>> Start GIVEN DATA

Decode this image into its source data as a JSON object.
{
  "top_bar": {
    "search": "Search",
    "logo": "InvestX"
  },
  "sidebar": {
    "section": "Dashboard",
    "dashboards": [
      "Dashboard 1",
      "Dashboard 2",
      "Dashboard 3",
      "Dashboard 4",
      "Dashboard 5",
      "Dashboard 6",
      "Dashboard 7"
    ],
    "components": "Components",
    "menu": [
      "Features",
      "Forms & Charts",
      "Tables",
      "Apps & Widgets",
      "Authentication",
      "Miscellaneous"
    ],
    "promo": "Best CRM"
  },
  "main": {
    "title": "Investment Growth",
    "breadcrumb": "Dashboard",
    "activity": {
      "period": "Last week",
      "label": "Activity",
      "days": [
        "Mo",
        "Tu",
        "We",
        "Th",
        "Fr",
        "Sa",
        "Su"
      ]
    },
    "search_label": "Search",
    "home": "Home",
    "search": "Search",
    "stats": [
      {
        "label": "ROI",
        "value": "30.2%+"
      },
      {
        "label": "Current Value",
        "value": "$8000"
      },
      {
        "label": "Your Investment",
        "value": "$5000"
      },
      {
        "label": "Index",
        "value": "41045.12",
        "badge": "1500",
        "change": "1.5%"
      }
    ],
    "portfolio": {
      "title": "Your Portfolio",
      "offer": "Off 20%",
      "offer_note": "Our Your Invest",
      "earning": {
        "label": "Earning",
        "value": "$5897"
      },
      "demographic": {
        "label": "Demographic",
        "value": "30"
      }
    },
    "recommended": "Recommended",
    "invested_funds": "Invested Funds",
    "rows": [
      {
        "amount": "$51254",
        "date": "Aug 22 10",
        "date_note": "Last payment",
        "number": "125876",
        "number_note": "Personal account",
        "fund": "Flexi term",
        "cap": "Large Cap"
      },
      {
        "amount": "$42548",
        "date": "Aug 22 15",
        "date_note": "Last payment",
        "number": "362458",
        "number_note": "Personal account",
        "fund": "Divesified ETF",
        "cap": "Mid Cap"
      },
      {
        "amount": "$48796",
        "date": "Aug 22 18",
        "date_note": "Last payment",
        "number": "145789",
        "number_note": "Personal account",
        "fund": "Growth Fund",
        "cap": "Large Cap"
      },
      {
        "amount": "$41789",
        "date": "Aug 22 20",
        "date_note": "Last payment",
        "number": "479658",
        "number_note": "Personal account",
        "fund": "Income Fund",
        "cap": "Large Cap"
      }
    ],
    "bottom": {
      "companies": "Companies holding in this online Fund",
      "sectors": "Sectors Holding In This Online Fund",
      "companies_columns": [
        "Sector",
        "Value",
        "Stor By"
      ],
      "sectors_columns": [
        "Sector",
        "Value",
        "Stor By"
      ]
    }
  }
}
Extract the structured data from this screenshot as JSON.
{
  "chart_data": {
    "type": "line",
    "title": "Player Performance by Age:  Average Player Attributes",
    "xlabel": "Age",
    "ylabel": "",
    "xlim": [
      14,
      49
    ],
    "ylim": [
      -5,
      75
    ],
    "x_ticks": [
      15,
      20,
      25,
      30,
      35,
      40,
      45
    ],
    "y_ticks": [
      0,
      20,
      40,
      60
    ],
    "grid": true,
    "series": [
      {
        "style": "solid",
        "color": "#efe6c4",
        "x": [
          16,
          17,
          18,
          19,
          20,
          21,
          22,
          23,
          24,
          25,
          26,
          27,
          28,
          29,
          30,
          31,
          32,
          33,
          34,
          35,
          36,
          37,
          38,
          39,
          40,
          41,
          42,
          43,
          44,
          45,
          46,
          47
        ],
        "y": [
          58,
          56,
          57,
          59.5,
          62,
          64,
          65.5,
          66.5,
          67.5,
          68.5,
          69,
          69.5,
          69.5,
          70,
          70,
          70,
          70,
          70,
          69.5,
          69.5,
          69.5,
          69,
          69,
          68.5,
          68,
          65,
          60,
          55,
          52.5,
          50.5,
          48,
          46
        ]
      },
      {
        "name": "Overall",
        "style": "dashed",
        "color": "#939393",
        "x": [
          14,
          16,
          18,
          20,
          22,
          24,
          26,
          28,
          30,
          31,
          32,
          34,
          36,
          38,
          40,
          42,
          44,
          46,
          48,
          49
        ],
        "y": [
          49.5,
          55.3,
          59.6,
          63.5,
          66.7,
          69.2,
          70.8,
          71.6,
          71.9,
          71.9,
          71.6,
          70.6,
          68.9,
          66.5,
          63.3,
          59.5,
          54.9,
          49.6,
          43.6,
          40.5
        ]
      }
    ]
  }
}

>> End GIVEN DATA

_INSTRUCTIONS TO FOLLOW:_ Pull out every line of the records that includes the string "Investment".

_OUTPUT BELOW:_
    "title": "Investment Growth",
        "label": "Your Investment",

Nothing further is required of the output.